Objective.
Write out each record below exactly as it appears, with no pictures.

Recorded information.
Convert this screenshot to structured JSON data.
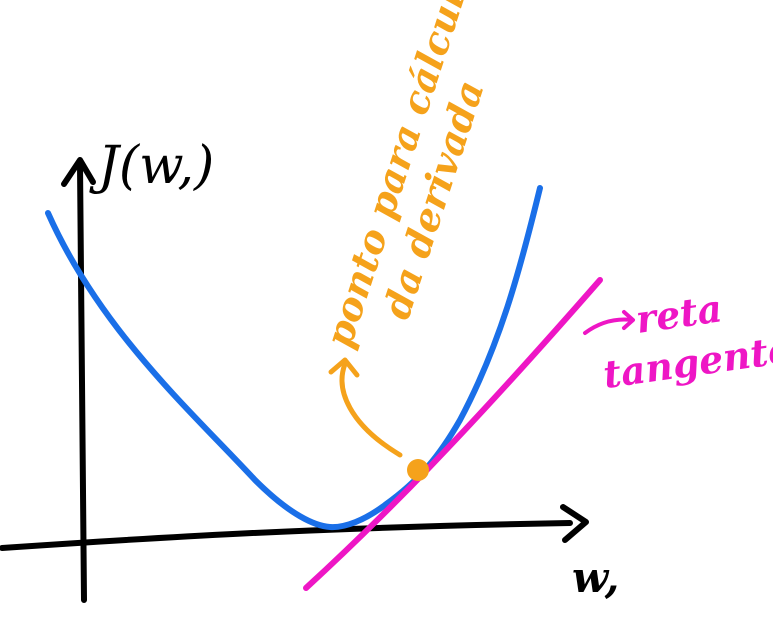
{
  "labels": {
    "y_axis": "J(w,)",
    "x_axis": "w,",
    "point": "ponto para cálculo da derivada",
    "tangent": "reta tangente"
  },
  "colors": {
    "axes": "#000000",
    "curve": "#1a6fe8",
    "tangent": "#ee16c5",
    "point": "#f5a21b"
  }
}
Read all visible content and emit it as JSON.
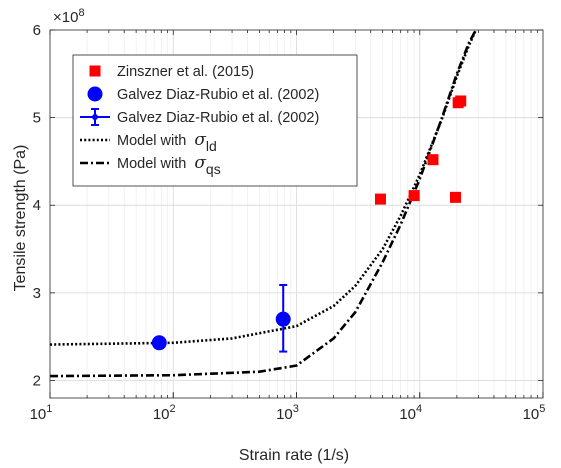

Result of this task.
Convert this screenshot to structured JSON data.
{
  "labels": {
    "y_axis": "J(w,)",
    "x_axis": "w,",
    "point": "ponto para cálculo da derivada",
    "tangent": "reta tangente"
  },
  "colors": {
    "axes": "#000000",
    "curve": "#1a6fe8",
    "tangent": "#ee16c5",
    "point": "#f5a21b"
  }
}
Read all visible content and emit it as JSON.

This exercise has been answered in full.